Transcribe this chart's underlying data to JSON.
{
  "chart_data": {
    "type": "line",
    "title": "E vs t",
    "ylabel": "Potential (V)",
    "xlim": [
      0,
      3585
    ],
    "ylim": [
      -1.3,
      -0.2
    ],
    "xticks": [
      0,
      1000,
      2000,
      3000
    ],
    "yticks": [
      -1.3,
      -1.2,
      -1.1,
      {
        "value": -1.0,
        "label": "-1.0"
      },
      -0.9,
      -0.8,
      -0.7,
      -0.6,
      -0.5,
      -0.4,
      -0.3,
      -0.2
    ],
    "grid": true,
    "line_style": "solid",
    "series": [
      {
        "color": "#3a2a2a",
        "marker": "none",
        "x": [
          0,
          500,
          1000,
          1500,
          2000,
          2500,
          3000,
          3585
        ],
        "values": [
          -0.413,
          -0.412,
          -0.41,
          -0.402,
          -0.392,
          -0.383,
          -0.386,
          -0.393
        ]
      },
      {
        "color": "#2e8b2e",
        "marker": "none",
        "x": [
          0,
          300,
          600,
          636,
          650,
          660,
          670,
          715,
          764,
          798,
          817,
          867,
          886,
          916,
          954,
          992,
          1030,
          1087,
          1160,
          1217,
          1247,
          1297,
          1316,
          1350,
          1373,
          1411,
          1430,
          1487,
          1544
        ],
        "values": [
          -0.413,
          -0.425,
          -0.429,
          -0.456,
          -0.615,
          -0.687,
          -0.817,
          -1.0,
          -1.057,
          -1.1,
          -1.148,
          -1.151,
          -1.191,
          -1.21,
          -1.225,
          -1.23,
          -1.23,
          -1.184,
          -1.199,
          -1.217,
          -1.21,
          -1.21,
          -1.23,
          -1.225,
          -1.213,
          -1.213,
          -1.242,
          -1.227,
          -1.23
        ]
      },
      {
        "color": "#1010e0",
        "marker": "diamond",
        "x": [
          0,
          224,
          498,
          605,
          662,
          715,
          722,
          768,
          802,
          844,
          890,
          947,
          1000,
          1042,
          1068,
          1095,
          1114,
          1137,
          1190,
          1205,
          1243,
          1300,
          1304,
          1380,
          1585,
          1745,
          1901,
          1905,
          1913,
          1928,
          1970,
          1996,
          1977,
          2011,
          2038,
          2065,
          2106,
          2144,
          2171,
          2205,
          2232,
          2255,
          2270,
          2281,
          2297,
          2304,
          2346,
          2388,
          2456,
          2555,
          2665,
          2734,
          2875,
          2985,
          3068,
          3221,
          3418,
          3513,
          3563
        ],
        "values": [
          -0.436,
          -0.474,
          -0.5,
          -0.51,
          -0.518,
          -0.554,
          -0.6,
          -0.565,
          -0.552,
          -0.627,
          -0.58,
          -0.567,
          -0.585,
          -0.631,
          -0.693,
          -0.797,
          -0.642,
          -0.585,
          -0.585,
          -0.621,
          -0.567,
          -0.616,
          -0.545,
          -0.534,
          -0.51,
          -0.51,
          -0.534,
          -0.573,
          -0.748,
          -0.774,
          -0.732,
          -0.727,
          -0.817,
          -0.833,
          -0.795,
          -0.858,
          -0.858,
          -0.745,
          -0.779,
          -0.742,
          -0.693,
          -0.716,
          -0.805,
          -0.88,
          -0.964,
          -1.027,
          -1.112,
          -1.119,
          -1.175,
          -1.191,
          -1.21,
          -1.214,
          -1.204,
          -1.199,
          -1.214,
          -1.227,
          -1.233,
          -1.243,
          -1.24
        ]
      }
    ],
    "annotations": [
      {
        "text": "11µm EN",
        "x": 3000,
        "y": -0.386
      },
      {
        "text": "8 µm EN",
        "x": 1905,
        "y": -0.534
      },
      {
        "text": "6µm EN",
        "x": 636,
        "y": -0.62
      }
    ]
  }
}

═══

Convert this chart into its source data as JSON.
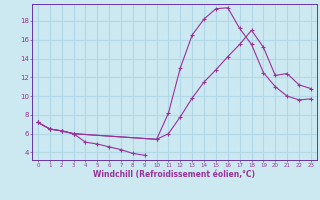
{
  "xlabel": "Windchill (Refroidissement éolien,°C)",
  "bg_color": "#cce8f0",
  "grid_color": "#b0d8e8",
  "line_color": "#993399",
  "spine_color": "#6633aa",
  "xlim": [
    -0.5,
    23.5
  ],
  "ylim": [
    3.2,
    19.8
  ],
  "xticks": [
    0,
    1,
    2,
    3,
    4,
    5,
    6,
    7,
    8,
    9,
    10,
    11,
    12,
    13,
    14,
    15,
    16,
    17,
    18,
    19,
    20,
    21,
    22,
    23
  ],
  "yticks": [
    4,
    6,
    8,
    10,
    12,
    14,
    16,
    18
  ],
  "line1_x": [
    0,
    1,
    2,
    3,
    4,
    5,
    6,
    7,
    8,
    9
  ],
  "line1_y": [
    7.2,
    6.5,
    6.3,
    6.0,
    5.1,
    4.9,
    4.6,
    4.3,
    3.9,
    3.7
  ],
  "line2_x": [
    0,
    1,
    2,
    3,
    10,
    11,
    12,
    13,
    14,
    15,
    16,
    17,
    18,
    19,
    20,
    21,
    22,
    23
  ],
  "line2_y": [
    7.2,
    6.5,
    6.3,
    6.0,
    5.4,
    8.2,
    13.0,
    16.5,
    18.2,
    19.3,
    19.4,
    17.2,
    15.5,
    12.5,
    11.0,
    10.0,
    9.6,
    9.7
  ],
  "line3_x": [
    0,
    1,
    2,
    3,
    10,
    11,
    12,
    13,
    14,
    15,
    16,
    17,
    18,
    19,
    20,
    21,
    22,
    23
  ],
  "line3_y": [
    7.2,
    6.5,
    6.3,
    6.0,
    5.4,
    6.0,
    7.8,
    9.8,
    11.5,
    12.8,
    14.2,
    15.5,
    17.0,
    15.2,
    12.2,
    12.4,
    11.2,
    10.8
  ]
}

═══

Isolate each line of the listing above that includes "JSON". Copy it.

* Written reply
Transcribe this chart's underlying data to JSON.
Convert this chart into its source data as JSON.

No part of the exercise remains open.